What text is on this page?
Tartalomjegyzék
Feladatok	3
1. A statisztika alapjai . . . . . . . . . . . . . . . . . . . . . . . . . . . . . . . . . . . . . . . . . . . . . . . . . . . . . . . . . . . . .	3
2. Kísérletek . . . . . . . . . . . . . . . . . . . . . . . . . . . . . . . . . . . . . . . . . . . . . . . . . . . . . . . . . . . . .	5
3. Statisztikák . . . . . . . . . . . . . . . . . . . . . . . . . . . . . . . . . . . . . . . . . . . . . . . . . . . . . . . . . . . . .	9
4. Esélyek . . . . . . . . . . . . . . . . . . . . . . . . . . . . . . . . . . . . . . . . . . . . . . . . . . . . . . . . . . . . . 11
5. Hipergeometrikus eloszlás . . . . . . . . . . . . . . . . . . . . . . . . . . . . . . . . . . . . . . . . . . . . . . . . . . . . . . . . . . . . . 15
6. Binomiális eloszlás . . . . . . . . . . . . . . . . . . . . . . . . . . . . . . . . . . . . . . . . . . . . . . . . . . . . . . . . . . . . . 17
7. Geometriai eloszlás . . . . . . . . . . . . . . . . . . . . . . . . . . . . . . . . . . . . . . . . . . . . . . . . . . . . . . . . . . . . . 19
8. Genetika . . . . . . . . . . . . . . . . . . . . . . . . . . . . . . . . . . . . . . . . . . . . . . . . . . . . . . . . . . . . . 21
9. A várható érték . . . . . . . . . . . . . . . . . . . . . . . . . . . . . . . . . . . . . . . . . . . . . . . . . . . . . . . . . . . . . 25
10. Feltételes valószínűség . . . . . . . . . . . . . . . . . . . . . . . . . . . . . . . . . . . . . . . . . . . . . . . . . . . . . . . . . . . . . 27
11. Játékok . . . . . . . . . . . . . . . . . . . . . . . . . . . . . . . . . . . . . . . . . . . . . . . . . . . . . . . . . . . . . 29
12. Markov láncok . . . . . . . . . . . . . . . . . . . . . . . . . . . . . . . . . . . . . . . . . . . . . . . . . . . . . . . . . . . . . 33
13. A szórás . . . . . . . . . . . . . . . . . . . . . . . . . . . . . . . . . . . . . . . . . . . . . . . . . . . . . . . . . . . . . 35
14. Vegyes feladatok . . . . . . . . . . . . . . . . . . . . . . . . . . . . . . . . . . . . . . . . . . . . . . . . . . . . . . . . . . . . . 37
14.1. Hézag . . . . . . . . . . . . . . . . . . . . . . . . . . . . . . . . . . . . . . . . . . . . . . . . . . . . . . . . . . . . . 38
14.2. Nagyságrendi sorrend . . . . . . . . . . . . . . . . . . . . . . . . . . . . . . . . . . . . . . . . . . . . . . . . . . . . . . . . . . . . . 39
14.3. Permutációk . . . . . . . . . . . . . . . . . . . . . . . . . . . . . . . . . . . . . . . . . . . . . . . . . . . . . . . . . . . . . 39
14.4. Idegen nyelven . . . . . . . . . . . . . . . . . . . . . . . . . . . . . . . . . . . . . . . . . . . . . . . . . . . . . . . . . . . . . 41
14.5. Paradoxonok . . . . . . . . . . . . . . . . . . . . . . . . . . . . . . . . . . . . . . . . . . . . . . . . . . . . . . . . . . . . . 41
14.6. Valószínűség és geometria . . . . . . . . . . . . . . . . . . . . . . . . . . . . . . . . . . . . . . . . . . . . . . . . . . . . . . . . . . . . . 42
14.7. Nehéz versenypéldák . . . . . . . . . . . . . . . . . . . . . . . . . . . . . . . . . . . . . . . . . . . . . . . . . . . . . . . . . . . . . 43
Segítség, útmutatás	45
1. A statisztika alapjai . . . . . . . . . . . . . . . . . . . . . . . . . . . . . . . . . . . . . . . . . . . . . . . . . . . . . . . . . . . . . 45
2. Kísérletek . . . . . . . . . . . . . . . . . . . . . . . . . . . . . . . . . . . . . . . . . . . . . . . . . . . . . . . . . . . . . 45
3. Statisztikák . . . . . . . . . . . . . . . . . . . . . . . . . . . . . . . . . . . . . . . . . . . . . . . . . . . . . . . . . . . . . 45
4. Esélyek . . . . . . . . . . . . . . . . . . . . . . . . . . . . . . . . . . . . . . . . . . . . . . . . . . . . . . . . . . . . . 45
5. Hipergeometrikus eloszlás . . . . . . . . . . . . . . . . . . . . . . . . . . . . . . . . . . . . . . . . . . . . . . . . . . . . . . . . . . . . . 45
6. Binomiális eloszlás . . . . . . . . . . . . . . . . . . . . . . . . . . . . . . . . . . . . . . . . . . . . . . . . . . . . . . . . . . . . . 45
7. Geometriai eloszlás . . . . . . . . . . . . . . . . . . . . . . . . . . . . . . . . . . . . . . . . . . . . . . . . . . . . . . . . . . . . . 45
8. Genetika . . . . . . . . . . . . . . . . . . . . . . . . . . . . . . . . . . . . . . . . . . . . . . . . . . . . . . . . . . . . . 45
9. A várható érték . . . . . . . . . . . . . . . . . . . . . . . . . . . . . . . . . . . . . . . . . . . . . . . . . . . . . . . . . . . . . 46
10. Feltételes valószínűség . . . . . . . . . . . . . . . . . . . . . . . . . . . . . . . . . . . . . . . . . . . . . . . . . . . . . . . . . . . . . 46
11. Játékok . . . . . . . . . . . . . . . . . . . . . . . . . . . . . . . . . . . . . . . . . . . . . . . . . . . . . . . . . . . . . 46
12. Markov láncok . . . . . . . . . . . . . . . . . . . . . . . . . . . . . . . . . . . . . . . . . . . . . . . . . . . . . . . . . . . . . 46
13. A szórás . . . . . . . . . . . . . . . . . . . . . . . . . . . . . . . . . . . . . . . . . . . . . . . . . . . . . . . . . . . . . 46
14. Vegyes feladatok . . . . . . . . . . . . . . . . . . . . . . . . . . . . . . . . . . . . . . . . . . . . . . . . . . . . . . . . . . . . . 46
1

- [Stated goal]: Each line of the listing should be copied exactly.

- [The solution]:
What text is on this page?
Tartalomjegyzék
Feladatok	3
1. A statisztika alapjai . . . . . . . . . . . . . . . . . . . . . . . . . . . . . . . . . . . . . . . . . . . . . . . . . . . . . . . . . . . . .	3
2. Kísérletek . . . . . . . . . . . . . . . . . . . . . . . . . . . . . . . . . . . . . . . . . . . . . . . . . . . . . . . . . . . . .	5
3. Statisztikák . . . . . . . . . . . . . . . . . . . . . . . . . . . . . . . . . . . . . . . . . . . . . . . . . . . . . . . . . . . . .	9
4. Esélyek . . . . . . . . . . . . . . . . . . . . . . . . . . . . . . . . . . . . . . . . . . . . . . . . . . . . . . . . . . . . . 11
5. Hipergeometrikus eloszlás . . . . . . . . . . . . . . . . . . . . . . . . . . . . . . . . . . . . . . . . . . . . . . . . . . . . . . . . . . . . . 15
6. Binomiális eloszlás . . . . . . . . . . . . . . . . . . . . . . . . . . . . . . . . . . . . . . . . . . . . . . . . . . . . . . . . . . . . . 17
7. Geometriai eloszlás . . . . . . . . . . . . . . . . . . . . . . . . . . . . . . . . . . . . . . . . . . . . . . . . . . . . . . . . . . . . . 19
8. Genetika . . . . . . . . . . . . . . . . . . . . . . . . . . . . . . . . . . . . . . . . . . . . . . . . . . . . . . . . . . . . . 21
9. A várható érték . . . . . . . . . . . . . . . . . . . . . . . . . . . . . . . . . . . . . . . . . . . . . . . . . . . . . . . . . . . . . 25
10. Feltételes valószínűség . . . . . . . . . . . . . . . . . . . . . . . . . . . . . . . . . . . . . . . . . . . . . . . . . . . . . . . . . . . . . 27
11. Játékok . . . . . . . . . . . . . . . . . . . . . . . . . . . . . . . . . . . . . . . . . . . . . . . . . . . . . . . . . . . . . 29
12. Markov láncok . . . . . . . . . . . . . . . . . . . . . . . . . . . . . . . . . . . . . . . . . . . . . . . . . . . . . . . . . . . . . 33
13. A szórás . . . . . . . . . . . . . . . . . . . . . . . . . . . . . . . . . . . . . . . . . . . . . . . . . . . . . . . . . . . . . 35
14. Vegyes feladatok . . . . . . . . . . . . . . . . . . . . . . . . . . . . . . . . . . . . . . . . . . . . . . . . . . . . . . . . . . . . . 37
14.1. Hézag . . . . . . . . . . . . . . . . . . . . . . . . . . . . . . . . . . . . . . . . . . . . . . . . . . . . . . . . . . . . . 38
14.2. Nagyságrendi sorrend . . . . . . . . . . . . . . . . . . . . . . . . . . . . . . . . . . . . . . . . . . . . . . . . . . . . . . . . . . . . . 39
14.3. Permutációk . . . . . . . . . . . . . . . . . . . . . . . . . . . . . . . . . . . . . . . . . . . . . . . . . . . . . . . . . . . . . 39
14.4. Idegen nyelven . . . . . . . . . . . . . . . . . . . . . . . . . . . . . . . . . . . . . . . . . . . . . . . . . . . . . . . . . . . . . 41
14.5. Paradoxonok . . . . . . . . . . . . . . . . . . . . . . . . . . . . . . . . . . . . . . . . . . . . . . . . . . . . . . . . . . . . . 41
14.6. Valószínűség és geometria . . . . . . . . . . . . . . . . . . . . . . . . . . . . . . . . . . . . . . . . . . . . . . . . . . . . . . . . . . . . . 42
14.7. Nehéz versenypéldák . . . . . . . . . . . . . . . . . . . . . . . . . . . . . . . . . . . . . . . . . . . . . . . . . . . . . . . . . . . . . 43
Segítség, útmutatás	45
1. A statisztika alapjai . . . . . . . . . . . . . . . . . . . . . . . . . . . . . . . . . . . . . . . . . . . . . . . . . . . . . . . . . . . . . 45
2. Kísérletek . . . . . . . . . . . . . . . . . . . . . . . . . . . . . . . . . . . . . . . . . . . . . . . . . . . . . . . . . . . . . 45
3. Statisztikák . . . . . . . . . . . . . . . . . . . . . . . . . . . . . . . . . . . . . . . . . . . . . . . . . . . . . . . . . . . . . 45
4. Esélyek . . . . . . . . . . . . . . . . . . . . . . . . . . . . . . . . . . . . . . . . . . . . . . . . . . . . . . . . . . . . . 45
5. Hipergeometrikus eloszlás . . . . . . . . . . . . . . . . . . . . . . . . . . . . . . . . . . . . . . . . . . . . . . . . . . . . . . . . . . . . . 45
6. Binomiális eloszlás . . . . . . . . . . . . . . . . . . . . . . . . . . . . . . . . . . . . . . . . . . . . . . . . . . . . . . . . . . . . . 45
7. Geometriai eloszlás . . . . . . . . . . . . . . . . . . . . . . . . . . . . . . . . . . . . . . . . . . . . . . . . . . . . . . . . . . . . . 45
8. Genetika . . . . . . . . . . . . . . . . . . . . . . . . . . . . . . . . . . . . . . . . . . . . . . . . . . . . . . . . . . . . . 45
9. A várható érték . . . . . . . . . . . . . . . . . . . . . . . . . . . . . . . . . . . . . . . . . . . . . . . . . . . . . . . . . . . . . 46
10. Feltételes valószínűség . . . . . . . . . . . . . . . . . . . . . . . . . . . . . . . . . . . . . . . . . . . . . . . . . . . . . . . . . . . . . 46
11. Játékok . . . . . . . . . . . . . . . . . . . . . . . . . . . . . . . . . . . . . . . . . . . . . . . . . . . . . . . . . . . . . 46
12. Markov láncok . . . . . . . . . . . . . . . . . . . . . . . . . . . . . . . . . . . . . . . . . . . . . . . . . . . . . . . . . . . . . 46
13. A szórás . . . . . . . . . . . . . . . . . . . . . . . . . . . . . . . . . . . . . . . . . . . . . . . . . . . . . . . . . . . . . 46
14. Vegyes feladatok . . . . . . . . . . . . . . . . . . . . . . . . . . . . . . . . . . . . . . . . . . . . . . . . . . . . . . . . . . . . . 46
1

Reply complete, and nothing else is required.